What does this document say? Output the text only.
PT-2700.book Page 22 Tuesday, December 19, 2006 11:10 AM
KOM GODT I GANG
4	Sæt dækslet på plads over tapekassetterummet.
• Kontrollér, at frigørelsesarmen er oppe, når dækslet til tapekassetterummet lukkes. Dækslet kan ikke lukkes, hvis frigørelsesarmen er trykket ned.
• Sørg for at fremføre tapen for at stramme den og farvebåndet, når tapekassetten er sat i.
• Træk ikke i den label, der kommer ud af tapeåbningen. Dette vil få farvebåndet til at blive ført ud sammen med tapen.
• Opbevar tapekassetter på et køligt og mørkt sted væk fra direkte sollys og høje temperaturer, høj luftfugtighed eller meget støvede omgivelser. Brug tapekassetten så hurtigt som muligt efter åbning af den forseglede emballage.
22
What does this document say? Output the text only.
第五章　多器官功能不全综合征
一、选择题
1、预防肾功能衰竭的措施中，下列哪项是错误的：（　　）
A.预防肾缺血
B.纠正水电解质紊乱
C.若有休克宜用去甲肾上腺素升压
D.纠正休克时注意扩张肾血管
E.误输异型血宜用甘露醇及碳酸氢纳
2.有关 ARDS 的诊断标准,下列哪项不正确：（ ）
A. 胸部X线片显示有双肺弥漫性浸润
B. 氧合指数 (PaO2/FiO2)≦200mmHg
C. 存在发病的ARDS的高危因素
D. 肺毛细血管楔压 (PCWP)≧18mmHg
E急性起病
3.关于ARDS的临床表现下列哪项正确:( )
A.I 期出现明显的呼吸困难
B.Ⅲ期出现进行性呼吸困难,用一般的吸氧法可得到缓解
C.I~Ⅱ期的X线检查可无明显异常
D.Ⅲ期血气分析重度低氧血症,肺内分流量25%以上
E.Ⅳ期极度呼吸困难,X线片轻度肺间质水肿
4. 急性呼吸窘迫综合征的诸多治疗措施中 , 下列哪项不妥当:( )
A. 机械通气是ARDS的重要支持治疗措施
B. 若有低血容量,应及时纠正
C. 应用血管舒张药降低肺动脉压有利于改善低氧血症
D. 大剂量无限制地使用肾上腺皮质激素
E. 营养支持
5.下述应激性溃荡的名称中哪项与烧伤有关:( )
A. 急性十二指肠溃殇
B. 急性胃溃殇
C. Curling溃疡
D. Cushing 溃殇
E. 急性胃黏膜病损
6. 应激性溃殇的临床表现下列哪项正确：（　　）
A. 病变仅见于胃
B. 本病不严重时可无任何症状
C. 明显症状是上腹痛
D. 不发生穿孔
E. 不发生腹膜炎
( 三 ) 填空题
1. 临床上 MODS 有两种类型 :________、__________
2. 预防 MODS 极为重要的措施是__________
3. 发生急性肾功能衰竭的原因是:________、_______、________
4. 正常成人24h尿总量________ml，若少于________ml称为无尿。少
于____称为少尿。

* * *

_INSTRUCTIONS TO FOLLOW:_ Write out the records above again, keeping each one identical to the original.

_OUTPUT FOR THIS TASK:_
What does this document say? Output the text only.
PT-2700.book Page 22 Tuesday, December 19, 2006 11:10 AM
KOM GODT I GANG
4	Sæt dækslet på plads over tapekassetterummet.
• Kontrollér, at frigørelsesarmen er oppe, når dækslet til tapekassetterummet lukkes. Dækslet kan ikke lukkes, hvis frigørelsesarmen er trykket ned.
• Sørg for at fremføre tapen for at stramme den og farvebåndet, når tapekassetten er sat i.
• Træk ikke i den label, der kommer ud af tapeåbningen. Dette vil få farvebåndet til at blive ført ud sammen med tapen.
• Opbevar tapekassetter på et køligt og mørkt sted væk fra direkte sollys og høje temperaturer, høj luftfugtighed eller meget støvede omgivelser. Brug tapekassetten så hurtigt som muligt efter åbning af den forseglede emballage.
22
What does this document say? Output the text only.
第五章　多器官功能不全综合征
一、选择题
1、预防肾功能衰竭的措施中，下列哪项是错误的：（　　）
A.预防肾缺血
B.纠正水电解质紊乱
C.若有休克宜用去甲肾上腺素升压
D.纠正休克时注意扩张肾血管
E.误输异型血宜用甘露醇及碳酸氢纳
2.有关 ARDS 的诊断标准,下列哪项不正确：（ ）
A. 胸部X线片显示有双肺弥漫性浸润
B. 氧合指数 (PaO2/FiO2)≦200mmHg
C. 存在发病的ARDS的高危因素
D. 肺毛细血管楔压 (PCWP)≧18mmHg
E急性起病
3.关于ARDS的临床表现下列哪项正确:( )
A.I 期出现明显的呼吸困难
B.Ⅲ期出现进行性呼吸困难,用一般的吸氧法可得到缓解
C.I~Ⅱ期的X线检查可无明显异常
D.Ⅲ期血气分析重度低氧血症,肺内分流量25%以上
E.Ⅳ期极度呼吸困难,X线片轻度肺间质水肿
4. 急性呼吸窘迫综合征的诸多治疗措施中 , 下列哪项不妥当:( )
A. 机械通气是ARDS的重要支持治疗措施
B. 若有低血容量,应及时纠正
C. 应用血管舒张药降低肺动脉压有利于改善低氧血症
D. 大剂量无限制地使用肾上腺皮质激素
E. 营养支持
5.下述应激性溃荡的名称中哪项与烧伤有关:( )
A. 急性十二指肠溃殇
B. 急性胃溃殇
C. Curling溃疡
D. Cushing 溃殇
E. 急性胃黏膜病损
6. 应激性溃殇的临床表现下列哪项正确：（　　）
A. 病变仅见于胃
B. 本病不严重时可无任何症状
C. 明显症状是上腹痛
D. 不发生穿孔
E. 不发生腹膜炎
( 三 ) 填空题
1. 临床上 MODS 有两种类型 :________、__________
2. 预防 MODS 极为重要的措施是__________
3. 发生急性肾功能衰竭的原因是:________、_______、________
4. 正常成人24h尿总量________ml，若少于________ml称为无尿。少
于____称为少尿。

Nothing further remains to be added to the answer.